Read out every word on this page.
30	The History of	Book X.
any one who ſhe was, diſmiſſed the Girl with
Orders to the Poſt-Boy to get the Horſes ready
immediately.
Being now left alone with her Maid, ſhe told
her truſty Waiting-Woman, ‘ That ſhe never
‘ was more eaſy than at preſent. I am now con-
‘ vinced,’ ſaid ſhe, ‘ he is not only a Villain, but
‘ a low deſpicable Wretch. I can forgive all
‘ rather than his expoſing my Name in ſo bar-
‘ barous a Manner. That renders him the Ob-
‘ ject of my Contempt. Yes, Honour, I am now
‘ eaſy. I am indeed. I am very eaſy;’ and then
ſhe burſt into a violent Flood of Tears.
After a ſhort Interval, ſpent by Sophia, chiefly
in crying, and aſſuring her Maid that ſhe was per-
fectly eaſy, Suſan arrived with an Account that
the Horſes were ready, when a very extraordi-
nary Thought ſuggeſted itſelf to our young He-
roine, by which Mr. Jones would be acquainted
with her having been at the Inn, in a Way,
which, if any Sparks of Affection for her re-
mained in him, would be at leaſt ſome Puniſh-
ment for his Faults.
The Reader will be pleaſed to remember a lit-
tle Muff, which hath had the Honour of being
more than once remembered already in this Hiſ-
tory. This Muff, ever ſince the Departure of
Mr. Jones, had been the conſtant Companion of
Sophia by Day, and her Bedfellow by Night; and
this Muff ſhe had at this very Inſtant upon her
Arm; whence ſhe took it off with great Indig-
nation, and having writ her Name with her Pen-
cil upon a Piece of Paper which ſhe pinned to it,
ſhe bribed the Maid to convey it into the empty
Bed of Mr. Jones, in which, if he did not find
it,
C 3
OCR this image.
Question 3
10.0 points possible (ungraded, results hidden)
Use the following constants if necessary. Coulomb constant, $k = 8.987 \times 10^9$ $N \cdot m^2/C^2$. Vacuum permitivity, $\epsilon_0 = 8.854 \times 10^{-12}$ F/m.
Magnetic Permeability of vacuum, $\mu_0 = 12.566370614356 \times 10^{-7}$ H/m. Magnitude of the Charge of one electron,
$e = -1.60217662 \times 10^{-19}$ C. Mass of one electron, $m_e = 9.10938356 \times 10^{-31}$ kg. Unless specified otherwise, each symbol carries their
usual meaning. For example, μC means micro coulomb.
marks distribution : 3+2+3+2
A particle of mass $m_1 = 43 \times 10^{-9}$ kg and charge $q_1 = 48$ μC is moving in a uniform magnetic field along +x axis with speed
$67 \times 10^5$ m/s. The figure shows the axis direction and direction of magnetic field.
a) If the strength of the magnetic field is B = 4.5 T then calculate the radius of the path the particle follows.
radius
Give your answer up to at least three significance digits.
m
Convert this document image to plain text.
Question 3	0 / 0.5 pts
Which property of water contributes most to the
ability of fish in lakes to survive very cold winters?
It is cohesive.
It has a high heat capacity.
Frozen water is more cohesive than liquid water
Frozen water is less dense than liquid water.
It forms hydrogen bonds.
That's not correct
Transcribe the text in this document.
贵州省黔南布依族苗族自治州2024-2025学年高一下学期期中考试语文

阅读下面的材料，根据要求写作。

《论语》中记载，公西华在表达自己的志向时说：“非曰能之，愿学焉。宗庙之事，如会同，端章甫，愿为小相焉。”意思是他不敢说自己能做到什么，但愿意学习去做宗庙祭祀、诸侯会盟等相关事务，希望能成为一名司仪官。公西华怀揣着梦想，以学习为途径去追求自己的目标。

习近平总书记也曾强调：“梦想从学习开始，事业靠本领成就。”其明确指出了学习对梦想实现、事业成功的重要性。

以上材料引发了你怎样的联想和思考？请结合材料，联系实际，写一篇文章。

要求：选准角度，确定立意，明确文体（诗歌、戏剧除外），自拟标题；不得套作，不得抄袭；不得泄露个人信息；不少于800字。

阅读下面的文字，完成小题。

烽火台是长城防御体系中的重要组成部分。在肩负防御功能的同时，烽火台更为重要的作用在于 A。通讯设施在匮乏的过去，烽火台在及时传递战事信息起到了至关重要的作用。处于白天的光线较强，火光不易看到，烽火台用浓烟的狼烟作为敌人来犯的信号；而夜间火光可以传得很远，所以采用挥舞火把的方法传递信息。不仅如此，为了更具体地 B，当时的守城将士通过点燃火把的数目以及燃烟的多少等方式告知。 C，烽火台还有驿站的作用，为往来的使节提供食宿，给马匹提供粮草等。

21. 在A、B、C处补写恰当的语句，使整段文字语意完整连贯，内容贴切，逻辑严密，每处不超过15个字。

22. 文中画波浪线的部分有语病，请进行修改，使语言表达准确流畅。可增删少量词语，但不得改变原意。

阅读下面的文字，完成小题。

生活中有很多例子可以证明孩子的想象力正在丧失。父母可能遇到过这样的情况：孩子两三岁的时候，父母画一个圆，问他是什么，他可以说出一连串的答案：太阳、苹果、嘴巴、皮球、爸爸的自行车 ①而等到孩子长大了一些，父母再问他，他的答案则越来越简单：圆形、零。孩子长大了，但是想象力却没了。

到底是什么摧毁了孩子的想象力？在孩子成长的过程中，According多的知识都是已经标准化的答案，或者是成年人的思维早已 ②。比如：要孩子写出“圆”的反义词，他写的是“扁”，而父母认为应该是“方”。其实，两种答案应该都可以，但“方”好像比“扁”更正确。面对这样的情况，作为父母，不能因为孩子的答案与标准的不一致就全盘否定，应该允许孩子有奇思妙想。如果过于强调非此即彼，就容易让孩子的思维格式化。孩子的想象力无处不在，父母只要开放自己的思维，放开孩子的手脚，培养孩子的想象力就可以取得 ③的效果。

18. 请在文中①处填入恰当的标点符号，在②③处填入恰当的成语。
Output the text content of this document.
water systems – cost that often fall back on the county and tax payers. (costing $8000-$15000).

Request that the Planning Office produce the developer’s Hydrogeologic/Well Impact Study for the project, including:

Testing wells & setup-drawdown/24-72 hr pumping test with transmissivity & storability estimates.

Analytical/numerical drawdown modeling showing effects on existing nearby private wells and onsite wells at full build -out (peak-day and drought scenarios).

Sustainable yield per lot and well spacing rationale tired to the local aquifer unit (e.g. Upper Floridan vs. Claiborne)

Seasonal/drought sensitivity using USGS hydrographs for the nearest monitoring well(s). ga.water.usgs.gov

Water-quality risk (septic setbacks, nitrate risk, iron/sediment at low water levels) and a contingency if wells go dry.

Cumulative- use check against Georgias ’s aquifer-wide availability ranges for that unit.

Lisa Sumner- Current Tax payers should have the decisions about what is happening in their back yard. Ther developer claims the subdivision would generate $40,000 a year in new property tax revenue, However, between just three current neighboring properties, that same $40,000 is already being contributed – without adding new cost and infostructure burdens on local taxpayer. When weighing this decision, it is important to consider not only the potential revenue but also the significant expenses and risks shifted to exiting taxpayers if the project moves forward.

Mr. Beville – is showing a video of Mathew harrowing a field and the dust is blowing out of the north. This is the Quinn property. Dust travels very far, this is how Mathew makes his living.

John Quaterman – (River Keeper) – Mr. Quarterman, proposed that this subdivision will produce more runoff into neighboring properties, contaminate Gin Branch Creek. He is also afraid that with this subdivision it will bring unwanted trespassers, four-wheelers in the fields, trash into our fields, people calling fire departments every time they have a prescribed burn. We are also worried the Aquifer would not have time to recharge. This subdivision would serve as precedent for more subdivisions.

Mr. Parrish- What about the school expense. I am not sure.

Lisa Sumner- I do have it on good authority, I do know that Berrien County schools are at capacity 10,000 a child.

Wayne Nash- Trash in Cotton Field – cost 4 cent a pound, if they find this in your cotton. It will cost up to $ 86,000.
========================
▶ Problem:
Please reproduce each record precisely as written.

▶ Solution to the problem:
Read out every word on this page.
30	The History of	Book X.
any one who ſhe was, diſmiſſed the Girl with
Orders to the Poſt-Boy to get the Horſes ready
immediately.
Being now left alone with her Maid, ſhe told
her truſty Waiting-Woman, ‘ That ſhe never
‘ was more eaſy than at preſent. I am now con-
‘ vinced,’ ſaid ſhe, ‘ he is not only a Villain, but
‘ a low deſpicable Wretch. I can forgive all
‘ rather than his expoſing my Name in ſo bar-
‘ barous a Manner. That renders him the Ob-
‘ ject of my Contempt. Yes, Honour, I am now
‘ eaſy. I am indeed. I am very eaſy;’ and then
ſhe burſt into a violent Flood of Tears.
After a ſhort Interval, ſpent by Sophia, chiefly
in crying, and aſſuring her Maid that ſhe was per-
fectly eaſy, Suſan arrived with an Account that
the Horſes were ready, when a very extraordi-
nary Thought ſuggeſted itſelf to our young He-
roine, by which Mr. Jones would be acquainted
with her having been at the Inn, in a Way,
which, if any Sparks of Affection for her re-
mained in him, would be at leaſt ſome Puniſh-
ment for his Faults.
The Reader will be pleaſed to remember a lit-
tle Muff, which hath had the Honour of being
more than once remembered already in this Hiſ-
tory. This Muff, ever ſince the Departure of
Mr. Jones, had been the conſtant Companion of
Sophia by Day, and her Bedfellow by Night; and
this Muff ſhe had at this very Inſtant upon her
Arm; whence ſhe took it off with great Indig-
nation, and having writ her Name with her Pen-
cil upon a Piece of Paper which ſhe pinned to it,
ſhe bribed the Maid to convey it into the empty
Bed of Mr. Jones, in which, if he did not find
it,
C 3
OCR this image.
Question 3
10.0 points possible (ungraded, results hidden)
Use the following constants if necessary. Coulomb constant, $k = 8.987 \times 10^9$ $N \cdot m^2/C^2$. Vacuum permitivity, $\epsilon_0 = 8.854 \times 10^{-12}$ F/m.
Magnetic Permeability of vacuum, $\mu_0 = 12.566370614356 \times 10^{-7}$ H/m. Magnitude of the Charge of one electron,
$e = -1.60217662 \times 10^{-19}$ C. Mass of one electron, $m_e = 9.10938356 \times 10^{-31}$ kg. Unless specified otherwise, each symbol carries their
usual meaning. For example, μC means micro coulomb.
marks distribution : 3+2+3+2
A particle of mass $m_1 = 43 \times 10^{-9}$ kg and charge $q_1 = 48$ μC is moving in a uniform magnetic field along +x axis with speed
$67 \times 10^5$ m/s. The figure shows the axis direction and direction of magnetic field.
a) If the strength of the magnetic field is B = 4.5 T then calculate the radius of the path the particle follows.
radius
Give your answer up to at least three significance digits.
m
Convert this document image to plain text.
Question 3	0 / 0.5 pts
Which property of water contributes most to the
ability of fish in lakes to survive very cold winters?
It is cohesive.
It has a high heat capacity.
Frozen water is more cohesive than liquid water
Frozen water is less dense than liquid water.
It forms hydrogen bonds.
That's not correct
Transcribe the text in this document.
贵州省黔南布依族苗族自治州2024-2025学年高一下学期期中考试语文

阅读下面的材料，根据要求写作。

《论语》中记载，公西华在表达自己的志向时说：“非曰能之，愿学焉。宗庙之事，如会同，端章甫，愿为小相焉。”意思是他不敢说自己能做到什么，但愿意学习去做宗庙祭祀、诸侯会盟等相关事务，希望能成为一名司仪官。公西华怀揣着梦想，以学习为途径去追求自己的目标。

习近平总书记也曾强调：“梦想从学习开始，事业靠本领成就。”其明确指出了学习对梦想实现、事业成功的重要性。

以上材料引发了你怎样的联想和思考？请结合材料，联系实际，写一篇文章。

要求：选准角度，确定立意，明确文体（诗歌、戏剧除外），自拟标题；不得套作，不得抄袭；不得泄露个人信息；不少于800字。

阅读下面的文字，完成小题。

烽火台是长城防御体系中的重要组成部分。在肩负防御功能的同时，烽火台更为重要的作用在于 A。通讯设施在匮乏的过去，烽火台在及时传递战事信息起到了至关重要的作用。处于白天的光线较强，火光不易看到，烽火台用浓烟的狼烟作为敌人来犯的信号；而夜间火光可以传得很远，所以采用挥舞火把的方法传递信息。不仅如此，为了更具体地 B，当时的守城将士通过点燃火把的数目以及燃烟的多少等方式告知。 C，烽火台还有驿站的作用，为往来的使节提供食宿，给马匹提供粮草等。

21. 在A、B、C处补写恰当的语句，使整段文字语意完整连贯，内容贴切，逻辑严密，每处不超过15个字。

22. 文中画波浪线的部分有语病，请进行修改，使语言表达准确流畅。可增删少量词语，但不得改变原意。

阅读下面的文字，完成小题。

生活中有很多例子可以证明孩子的想象力正在丧失。父母可能遇到过这样的情况：孩子两三岁的时候，父母画一个圆，问他是什么，他可以说出一连串的答案：太阳、苹果、嘴巴、皮球、爸爸的自行车 ①而等到孩子长大了一些，父母再问他，他的答案则越来越简单：圆形、零。孩子长大了，但是想象力却没了。

到底是什么摧毁了孩子的想象力？在孩子成长的过程中，According多的知识都是已经标准化的答案，或者是成年人的思维早已 ②。比如：要孩子写出“圆”的反义词，他写的是“扁”，而父母认为应该是“方”。其实，两种答案应该都可以，但“方”好像比“扁”更正确。面对这样的情况，作为父母，不能因为孩子的答案与标准的不一致就全盘否定，应该允许孩子有奇思妙想。如果过于强调非此即彼，就容易让孩子的思维格式化。孩子的想象力无处不在，父母只要开放自己的思维，放开孩子的手脚，培养孩子的想象力就可以取得 ③的效果。

18. 请在文中①处填入恰当的标点符号，在②③处填入恰当的成语。
Output the text content of this document.
water systems – cost that often fall back on the county and tax payers. (costing $8000-$15000).

Request that the Planning Office produce the developer’s Hydrogeologic/Well Impact Study for the project, including:

Testing wells & setup-drawdown/24-72 hr pumping test with transmissivity & storability estimates.

Analytical/numerical drawdown modeling showing effects on existing nearby private wells and onsite wells at full build -out (peak-day and drought scenarios).

Sustainable yield per lot and well spacing rationale tired to the local aquifer unit (e.g. Upper Floridan vs. Claiborne)

Seasonal/drought sensitivity using USGS hydrographs for the nearest monitoring well(s). ga.water.usgs.gov

Water-quality risk (septic setbacks, nitrate risk, iron/sediment at low water levels) and a contingency if wells go dry.

Cumulative- use check against Georgias ’s aquifer-wide availability ranges for that unit.

Lisa Sumner- Current Tax payers should have the decisions about what is happening in their back yard. Ther developer claims the subdivision would generate $40,000 a year in new property tax revenue, However, between just three current neighboring properties, that same $40,000 is already being contributed – without adding new cost and infostructure burdens on local taxpayer. When weighing this decision, it is important to consider not only the potential revenue but also the significant expenses and risks shifted to exiting taxpayers if the project moves forward.

Mr. Beville – is showing a video of Mathew harrowing a field and the dust is blowing out of the north. This is the Quinn property. Dust travels very far, this is how Mathew makes his living.

John Quaterman – (River Keeper) – Mr. Quarterman, proposed that this subdivision will produce more runoff into neighboring properties, contaminate Gin Branch Creek. He is also afraid that with this subdivision it will bring unwanted trespassers, four-wheelers in the fields, trash into our fields, people calling fire departments every time they have a prescribed burn. We are also worried the Aquifer would not have time to recharge. This subdivision would serve as precedent for more subdivisions.

Mr. Parrish- What about the school expense. I am not sure.

Lisa Sumner- I do have it on good authority, I do know that Berrien County schools are at capacity 10,000 a child.

Wayne Nash- Trash in Cotton Field – cost 4 cent a pound, if they find this in your cotton. It will cost up to $ 86,000.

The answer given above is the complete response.